[Start of Records provided]
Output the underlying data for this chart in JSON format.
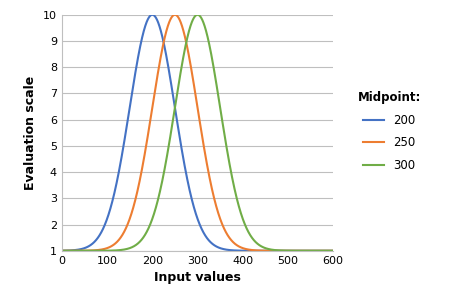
{
  "title": "",
  "xlabel": "Input values",
  "ylabel": "Evaluation scale",
  "legend_title": "Midpoint:",
  "xlim": [
    0,
    600
  ],
  "ylim": [
    1,
    10
  ],
  "xticks": [
    0,
    100,
    200,
    300,
    400,
    500,
    600
  ],
  "yticks": [
    1,
    2,
    3,
    4,
    5,
    6,
    7,
    8,
    9,
    10
  ],
  "curves": [
    {
      "midpoint": 200,
      "color": "#4472C4",
      "label": "200"
    },
    {
      "midpoint": 250,
      "color": "#ED7D31",
      "label": "250"
    },
    {
      "midpoint": 300,
      "color": "#70AD47",
      "label": "300"
    }
  ],
  "amplitude": 10,
  "baseline": 1,
  "sigma": 50,
  "background_color": "#ffffff",
  "grid_color": "#bfbfbf",
  "figsize": [
    4.76,
    2.95
  ],
  "dpi": 100
}
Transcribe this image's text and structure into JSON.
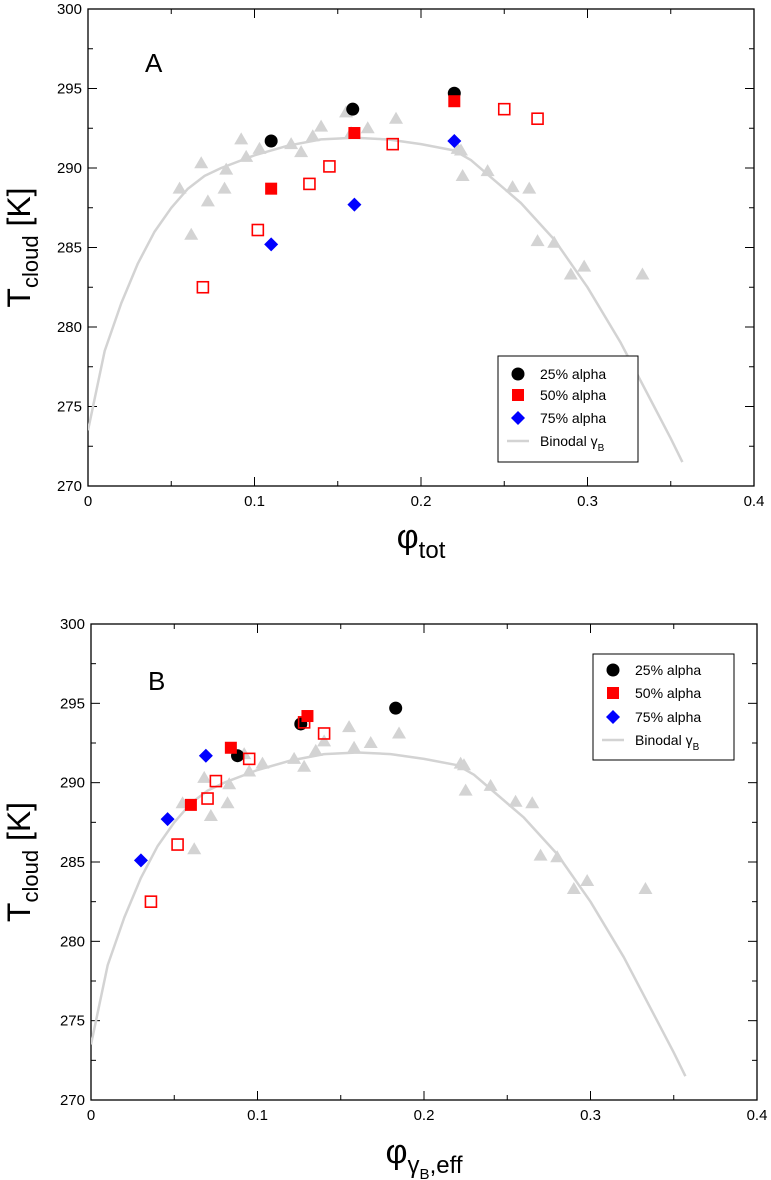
{
  "chart_data": [
    {
      "type": "scatter",
      "panel_label": "A",
      "xlim": [
        0,
        0.4
      ],
      "ylim": [
        270,
        300
      ],
      "xticks": [
        0,
        0.1,
        0.2,
        0.3,
        0.4
      ],
      "xtick_labels": [
        "0",
        "0.1",
        "0.2",
        "0.3",
        "0.4"
      ],
      "yticks": [
        270,
        275,
        280,
        285,
        290,
        295,
        300
      ],
      "ytick_labels": [
        "270",
        "275",
        "280",
        "285",
        "290",
        "295",
        "300"
      ],
      "ylabel_main": "T",
      "ylabel_sub": "cloud",
      "ylabel_unit": "[K]",
      "xlabel_main": "φ",
      "xlabel_sub": "tot",
      "xlabel_subsub": "",
      "legend": [
        {
          "label": "25% alpha",
          "marker": "circle"
        },
        {
          "label": "50% alpha",
          "marker": "square"
        },
        {
          "label": "75% alpha",
          "marker": "diamond"
        },
        {
          "label": "Binodal γ",
          "sub": "B",
          "marker": "line"
        }
      ],
      "series": [
        {
          "name": "Binodal γB",
          "kind": "line",
          "color": "#d3d3d3",
          "x": [
            0.0,
            0.01,
            0.02,
            0.03,
            0.04,
            0.05,
            0.06,
            0.07,
            0.08,
            0.1,
            0.12,
            0.14,
            0.16,
            0.18,
            0.2,
            0.22,
            0.23,
            0.24,
            0.26,
            0.28,
            0.3,
            0.32,
            0.34,
            0.35,
            0.357
          ],
          "y": [
            273.5,
            278.5,
            281.5,
            284.0,
            286.0,
            287.5,
            288.7,
            289.5,
            290.0,
            290.8,
            291.4,
            291.8,
            291.9,
            291.8,
            291.5,
            291.1,
            290.5,
            289.6,
            287.8,
            285.5,
            282.5,
            279.0,
            275.0,
            273.0,
            271.5
          ]
        },
        {
          "name": "gray points",
          "kind": "triangle",
          "color": "#d3d3d3",
          "x": [
            0.055,
            0.062,
            0.068,
            0.072,
            0.082,
            0.083,
            0.092,
            0.095,
            0.103,
            0.122,
            0.128,
            0.135,
            0.14,
            0.155,
            0.158,
            0.168,
            0.185,
            0.222,
            0.224,
            0.225,
            0.24,
            0.255,
            0.265,
            0.27,
            0.28,
            0.29,
            0.298,
            0.333
          ],
          "y": [
            288.7,
            285.8,
            290.3,
            287.9,
            288.7,
            289.9,
            291.8,
            290.7,
            291.2,
            291.5,
            291.0,
            292.0,
            292.6,
            293.5,
            292.2,
            292.5,
            293.1,
            291.2,
            291.1,
            289.5,
            289.8,
            288.8,
            288.7,
            285.4,
            285.3,
            283.3,
            283.8,
            283.3
          ]
        },
        {
          "name": "25% alpha",
          "kind": "circle",
          "color": "#000000",
          "x": [
            0.11,
            0.159,
            0.22
          ],
          "y": [
            291.7,
            293.7,
            294.7
          ]
        },
        {
          "name": "50% alpha",
          "kind": "square",
          "color": "#ff0000",
          "x": [
            0.11,
            0.16,
            0.22
          ],
          "y": [
            288.7,
            292.2,
            294.2
          ]
        },
        {
          "name": "50% alpha open",
          "kind": "square-open",
          "color": "#ff0000",
          "x": [
            0.069,
            0.102,
            0.133,
            0.145,
            0.183,
            0.25,
            0.27
          ],
          "y": [
            282.5,
            286.1,
            289.0,
            290.1,
            291.5,
            293.7,
            293.1
          ]
        },
        {
          "name": "75% alpha",
          "kind": "diamond",
          "color": "#0000ff",
          "x": [
            0.11,
            0.16,
            0.22
          ],
          "y": [
            285.2,
            287.7,
            291.7
          ]
        }
      ]
    },
    {
      "type": "scatter",
      "panel_label": "B",
      "xlim": [
        0,
        0.4
      ],
      "ylim": [
        270,
        300
      ],
      "xticks": [
        0,
        0.1,
        0.2,
        0.3,
        0.4
      ],
      "xtick_labels": [
        "0",
        "0.1",
        "0.2",
        "0.3",
        "0.4"
      ],
      "yticks": [
        270,
        275,
        280,
        285,
        290,
        295,
        300
      ],
      "ytick_labels": [
        "270",
        "275",
        "280",
        "285",
        "290",
        "295",
        "300"
      ],
      "ylabel_main": "T",
      "ylabel_sub": "cloud",
      "ylabel_unit": "[K]",
      "xlabel_main": "φ",
      "xlabel_sub": "γ",
      "xlabel_subsub": "B",
      "xlabel_tail": ",eff",
      "legend": [
        {
          "label": "25% alpha",
          "marker": "circle"
        },
        {
          "label": "50% alpha",
          "marker": "square"
        },
        {
          "label": "75% alpha",
          "marker": "diamond"
        },
        {
          "label": "Binodal γ",
          "sub": "B",
          "marker": "line"
        }
      ],
      "series": [
        {
          "name": "Binodal γB",
          "kind": "line",
          "color": "#d3d3d3",
          "x": [
            0.0,
            0.01,
            0.02,
            0.03,
            0.04,
            0.05,
            0.06,
            0.07,
            0.08,
            0.1,
            0.12,
            0.14,
            0.16,
            0.18,
            0.2,
            0.22,
            0.23,
            0.24,
            0.26,
            0.28,
            0.3,
            0.32,
            0.34,
            0.35,
            0.357
          ],
          "y": [
            273.5,
            278.5,
            281.5,
            284.0,
            286.0,
            287.5,
            288.7,
            289.5,
            290.0,
            290.8,
            291.4,
            291.8,
            291.9,
            291.8,
            291.5,
            291.1,
            290.5,
            289.6,
            287.8,
            285.5,
            282.5,
            279.0,
            275.0,
            273.0,
            271.5
          ]
        },
        {
          "name": "gray points",
          "kind": "triangle",
          "color": "#d3d3d3",
          "x": [
            0.055,
            0.062,
            0.068,
            0.072,
            0.082,
            0.083,
            0.092,
            0.095,
            0.103,
            0.122,
            0.128,
            0.135,
            0.14,
            0.155,
            0.158,
            0.168,
            0.185,
            0.222,
            0.224,
            0.225,
            0.24,
            0.255,
            0.265,
            0.27,
            0.28,
            0.29,
            0.298,
            0.333
          ],
          "y": [
            288.7,
            285.8,
            290.3,
            287.9,
            288.7,
            289.9,
            291.8,
            290.7,
            291.2,
            291.5,
            291.0,
            292.0,
            292.6,
            293.5,
            292.2,
            292.5,
            293.1,
            291.2,
            291.1,
            289.5,
            289.8,
            288.8,
            288.7,
            285.4,
            285.3,
            283.3,
            283.8,
            283.3
          ]
        },
        {
          "name": "25% alpha",
          "kind": "circle",
          "color": "#000000",
          "x": [
            0.088,
            0.126,
            0.183
          ],
          "y": [
            291.7,
            293.7,
            294.7
          ]
        },
        {
          "name": "50% alpha",
          "kind": "square",
          "color": "#ff0000",
          "x": [
            0.06,
            0.084,
            0.13
          ],
          "y": [
            288.6,
            292.2,
            294.2
          ]
        },
        {
          "name": "50% alpha open",
          "kind": "square-open",
          "color": "#ff0000",
          "x": [
            0.036,
            0.052,
            0.07,
            0.075,
            0.095,
            0.128,
            0.14
          ],
          "y": [
            282.5,
            286.1,
            289.0,
            290.1,
            291.5,
            293.8,
            293.1
          ]
        },
        {
          "name": "75% alpha",
          "kind": "diamond",
          "color": "#0000ff",
          "x": [
            0.03,
            0.046,
            0.069
          ],
          "y": [
            285.1,
            287.7,
            291.7
          ]
        }
      ]
    }
  ]
}
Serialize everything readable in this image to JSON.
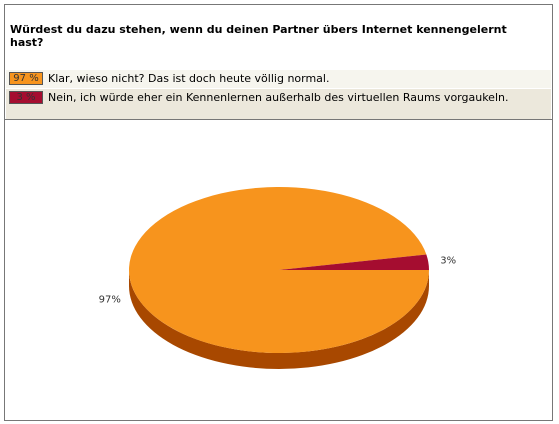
{
  "chart_data": {
    "type": "pie",
    "title": "Würdest du dazu stehen, wenn du deinen Partner übers Internet kennengelernt hast?",
    "categories": [
      "Klar, wieso nicht? Das ist doch heute völlig normal.",
      "Nein, ich würde eher ein Kennenlernen außerhalb des virtuellen Raums vorgaukeln."
    ],
    "values": [
      97,
      3
    ],
    "value_labels": [
      "97 %",
      "3 %"
    ],
    "slice_labels": [
      "97%",
      "3%"
    ],
    "colors": [
      "#f7941d",
      "#a50d30"
    ],
    "side_colors": [
      "#a84800",
      "#6a0a1e"
    ]
  }
}
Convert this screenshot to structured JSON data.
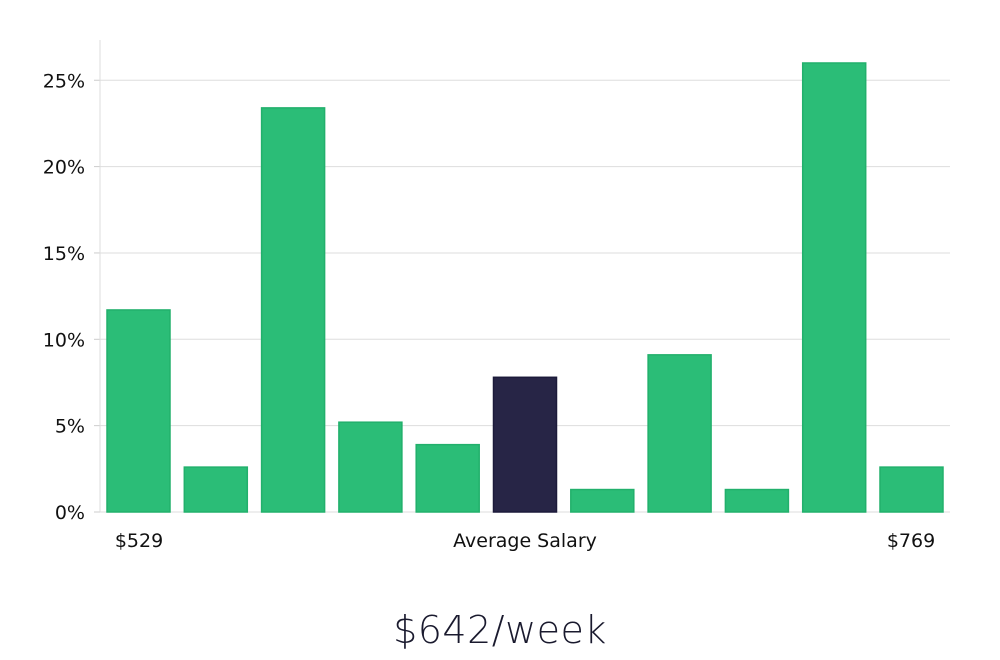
{
  "chart_data": {
    "type": "bar",
    "title": "",
    "xlabel": "Average Salary",
    "ylabel": "",
    "x_min_label": "$529",
    "x_max_label": "$769",
    "ylim": [
      0,
      27.3
    ],
    "yticks": [
      0,
      5,
      10,
      15,
      20,
      25
    ],
    "ytick_labels": [
      "0%",
      "5%",
      "10%",
      "15%",
      "20%",
      "25%"
    ],
    "grid": true,
    "values": [
      11.7,
      2.6,
      23.4,
      5.2,
      3.9,
      7.8,
      1.3,
      9.1,
      1.3,
      26.0,
      2.6
    ],
    "highlight_index": 5,
    "colors": {
      "bar": "#2bbd77",
      "highlight": "#272546",
      "grid": "#dddddd"
    }
  },
  "footer": {
    "salary": "$642/week"
  }
}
[End of Records provided]
# Directions for this task
Nothing but the lines from the line containing "Convert this screenshot" through the last line of the material may be output, and they must be copied exactly, without pictures.

# Problem solution
Convert this screenshot to structured JSON data.
{
  "chart_data": {
    "type": "bar",
    "title": "",
    "xlabel": "Average Salary",
    "ylabel": "",
    "x_min_label": "$529",
    "x_max_label": "$769",
    "ylim": [
      0,
      27.3
    ],
    "yticks": [
      0,
      5,
      10,
      15,
      20,
      25
    ],
    "ytick_labels": [
      "0%",
      "5%",
      "10%",
      "15%",
      "20%",
      "25%"
    ],
    "grid": true,
    "values": [
      11.7,
      2.6,
      23.4,
      5.2,
      3.9,
      7.8,
      1.3,
      9.1,
      1.3,
      26.0,
      2.6
    ],
    "highlight_index": 5,
    "colors": {
      "bar": "#2bbd77",
      "highlight": "#272546",
      "grid": "#dddddd"
    }
  },
  "footer": {
    "salary": "$642/week"
  }
}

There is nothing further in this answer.